◆ Records for this exercise:
——

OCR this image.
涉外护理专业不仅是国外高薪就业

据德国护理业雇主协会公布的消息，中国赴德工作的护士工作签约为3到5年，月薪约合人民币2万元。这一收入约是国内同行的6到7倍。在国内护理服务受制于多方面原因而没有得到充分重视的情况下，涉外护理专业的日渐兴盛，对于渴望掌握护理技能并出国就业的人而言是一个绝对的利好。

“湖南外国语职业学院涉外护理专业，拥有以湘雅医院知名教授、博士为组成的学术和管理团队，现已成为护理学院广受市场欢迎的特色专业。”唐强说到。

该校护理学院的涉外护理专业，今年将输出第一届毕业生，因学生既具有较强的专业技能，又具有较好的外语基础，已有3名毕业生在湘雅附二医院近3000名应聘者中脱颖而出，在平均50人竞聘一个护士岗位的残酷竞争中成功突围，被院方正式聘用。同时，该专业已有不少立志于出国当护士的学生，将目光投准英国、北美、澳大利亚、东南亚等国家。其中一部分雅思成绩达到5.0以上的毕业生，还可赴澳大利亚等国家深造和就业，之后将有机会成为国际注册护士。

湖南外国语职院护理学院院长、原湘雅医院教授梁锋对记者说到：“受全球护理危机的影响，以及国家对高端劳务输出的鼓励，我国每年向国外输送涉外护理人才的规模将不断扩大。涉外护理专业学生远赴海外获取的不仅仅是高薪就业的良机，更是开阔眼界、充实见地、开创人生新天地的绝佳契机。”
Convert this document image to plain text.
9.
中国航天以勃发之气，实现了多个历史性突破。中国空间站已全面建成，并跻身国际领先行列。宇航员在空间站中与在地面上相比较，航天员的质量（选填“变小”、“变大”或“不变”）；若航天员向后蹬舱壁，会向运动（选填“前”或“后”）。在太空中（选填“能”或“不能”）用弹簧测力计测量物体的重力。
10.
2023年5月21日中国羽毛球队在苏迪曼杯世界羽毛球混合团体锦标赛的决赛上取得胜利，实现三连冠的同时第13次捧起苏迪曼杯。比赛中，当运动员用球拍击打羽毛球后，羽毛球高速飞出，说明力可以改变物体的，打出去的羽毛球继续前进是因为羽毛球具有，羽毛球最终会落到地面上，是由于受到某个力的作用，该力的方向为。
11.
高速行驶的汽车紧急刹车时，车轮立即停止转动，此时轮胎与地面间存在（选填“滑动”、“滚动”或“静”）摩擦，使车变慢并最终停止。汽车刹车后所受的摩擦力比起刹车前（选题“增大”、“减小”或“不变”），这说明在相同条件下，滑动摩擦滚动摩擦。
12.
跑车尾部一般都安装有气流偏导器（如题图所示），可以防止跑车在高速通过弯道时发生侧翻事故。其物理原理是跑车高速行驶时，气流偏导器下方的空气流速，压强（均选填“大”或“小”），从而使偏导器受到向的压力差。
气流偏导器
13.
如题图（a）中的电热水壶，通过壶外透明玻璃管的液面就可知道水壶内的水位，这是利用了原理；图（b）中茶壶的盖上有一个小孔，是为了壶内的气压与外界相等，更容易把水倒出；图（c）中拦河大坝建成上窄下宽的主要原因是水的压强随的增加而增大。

——

◆ Instruction: Gather up the lines that contain the word "image".

◆ Output for this exercise:
OCR this image.
Convert this document image to plain text.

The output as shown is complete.